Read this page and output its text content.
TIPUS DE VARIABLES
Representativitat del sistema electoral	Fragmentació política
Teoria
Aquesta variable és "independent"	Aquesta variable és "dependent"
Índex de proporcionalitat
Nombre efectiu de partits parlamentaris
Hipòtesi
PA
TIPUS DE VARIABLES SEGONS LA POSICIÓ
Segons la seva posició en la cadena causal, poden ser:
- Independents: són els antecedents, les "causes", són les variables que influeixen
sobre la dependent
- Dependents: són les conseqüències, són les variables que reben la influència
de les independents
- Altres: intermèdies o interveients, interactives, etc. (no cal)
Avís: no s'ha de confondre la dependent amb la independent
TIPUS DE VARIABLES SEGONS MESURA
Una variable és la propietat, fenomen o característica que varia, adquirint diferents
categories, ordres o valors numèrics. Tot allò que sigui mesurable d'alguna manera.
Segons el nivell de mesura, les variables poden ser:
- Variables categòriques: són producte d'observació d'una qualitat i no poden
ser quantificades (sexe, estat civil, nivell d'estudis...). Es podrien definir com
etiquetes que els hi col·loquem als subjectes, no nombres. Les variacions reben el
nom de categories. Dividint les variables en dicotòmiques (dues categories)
========
▶ [Exercise directions] Output every entry shown above, exactly.

▶ [Task output]
Read this page and output its text content.
TIPUS DE VARIABLES
Representativitat del sistema electoral	Fragmentació política
Teoria
Aquesta variable és "independent"	Aquesta variable és "dependent"
Índex de proporcionalitat
Nombre efectiu de partits parlamentaris
Hipòtesi
PA
TIPUS DE VARIABLES SEGONS LA POSICIÓ
Segons la seva posició en la cadena causal, poden ser:
- Independents: són els antecedents, les "causes", són les variables que influeixen
sobre la dependent
- Dependents: són les conseqüències, són les variables que reben la influència
de les independents
- Altres: intermèdies o interveients, interactives, etc. (no cal)
Avís: no s'ha de confondre la dependent amb la independent
TIPUS DE VARIABLES SEGONS MESURA
Una variable és la propietat, fenomen o característica que varia, adquirint diferents
categories, ordres o valors numèrics. Tot allò que sigui mesurable d'alguna manera.
Segons el nivell de mesura, les variables poden ser:
- Variables categòriques: són producte d'observació d'una qualitat i no poden
ser quantificades (sexe, estat civil, nivell d'estudis...). Es podrien definir com
etiquetes que els hi col·loquem als subjectes, no nombres. Les variacions reben el
nom de categories. Dividint les variables en dicotòmiques (dues categories)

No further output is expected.